Challenge: Output every line of the data exactly as it appears.

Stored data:
● ● ● ● ●
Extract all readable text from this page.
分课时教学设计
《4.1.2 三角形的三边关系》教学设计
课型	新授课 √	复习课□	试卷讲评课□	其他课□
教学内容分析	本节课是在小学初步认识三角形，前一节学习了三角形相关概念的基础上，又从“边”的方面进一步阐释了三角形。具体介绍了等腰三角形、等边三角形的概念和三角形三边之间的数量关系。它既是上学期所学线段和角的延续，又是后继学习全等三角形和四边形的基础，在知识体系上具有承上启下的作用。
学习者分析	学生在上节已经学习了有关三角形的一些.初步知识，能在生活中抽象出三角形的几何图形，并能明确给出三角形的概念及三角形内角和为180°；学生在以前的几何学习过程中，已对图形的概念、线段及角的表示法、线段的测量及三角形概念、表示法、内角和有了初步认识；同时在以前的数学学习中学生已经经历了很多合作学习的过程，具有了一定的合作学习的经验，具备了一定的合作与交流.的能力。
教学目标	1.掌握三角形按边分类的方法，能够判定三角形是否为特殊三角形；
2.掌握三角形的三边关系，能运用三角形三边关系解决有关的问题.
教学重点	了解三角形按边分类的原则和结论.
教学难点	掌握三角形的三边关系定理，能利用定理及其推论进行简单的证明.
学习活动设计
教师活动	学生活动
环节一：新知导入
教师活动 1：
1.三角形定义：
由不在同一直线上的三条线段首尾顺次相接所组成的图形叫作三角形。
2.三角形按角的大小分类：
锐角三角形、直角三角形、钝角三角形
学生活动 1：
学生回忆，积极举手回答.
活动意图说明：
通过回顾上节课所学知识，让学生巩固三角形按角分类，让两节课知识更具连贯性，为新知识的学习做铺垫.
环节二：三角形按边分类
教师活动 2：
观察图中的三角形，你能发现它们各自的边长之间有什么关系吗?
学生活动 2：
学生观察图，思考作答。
● ● ● ● ●
Correct result:
Extract all readable text from this page.
分课时教学设计
《4.1.2 三角形的三边关系》教学设计
课型	新授课 √	复习课□	试卷讲评课□	其他课□
教学内容分析	本节课是在小学初步认识三角形，前一节学习了三角形相关概念的基础上，又从“边”的方面进一步阐释了三角形。具体介绍了等腰三角形、等边三角形的概念和三角形三边之间的数量关系。它既是上学期所学线段和角的延续，又是后继学习全等三角形和四边形的基础，在知识体系上具有承上启下的作用。
学习者分析	学生在上节已经学习了有关三角形的一些.初步知识，能在生活中抽象出三角形的几何图形，并能明确给出三角形的概念及三角形内角和为180°；学生在以前的几何学习过程中，已对图形的概念、线段及角的表示法、线段的测量及三角形概念、表示法、内角和有了初步认识；同时在以前的数学学习中学生已经经历了很多合作学习的过程，具有了一定的合作学习的经验，具备了一定的合作与交流.的能力。
教学目标	1.掌握三角形按边分类的方法，能够判定三角形是否为特殊三角形；
2.掌握三角形的三边关系，能运用三角形三边关系解决有关的问题.
教学重点	了解三角形按边分类的原则和结论.
教学难点	掌握三角形的三边关系定理，能利用定理及其推论进行简单的证明.
学习活动设计
教师活动	学生活动
环节一：新知导入
教师活动 1：
1.三角形定义：
由不在同一直线上的三条线段首尾顺次相接所组成的图形叫作三角形。
2.三角形按角的大小分类：
锐角三角形、直角三角形、钝角三角形
学生活动 1：
学生回忆，积极举手回答.
活动意图说明：
通过回顾上节课所学知识，让学生巩固三角形按角分类，让两节课知识更具连贯性，为新知识的学习做铺垫.
环节二：三角形按边分类
教师活动 2：
观察图中的三角形，你能发现它们各自的边长之间有什么关系吗?
学生活动 2：
学生观察图，思考作答。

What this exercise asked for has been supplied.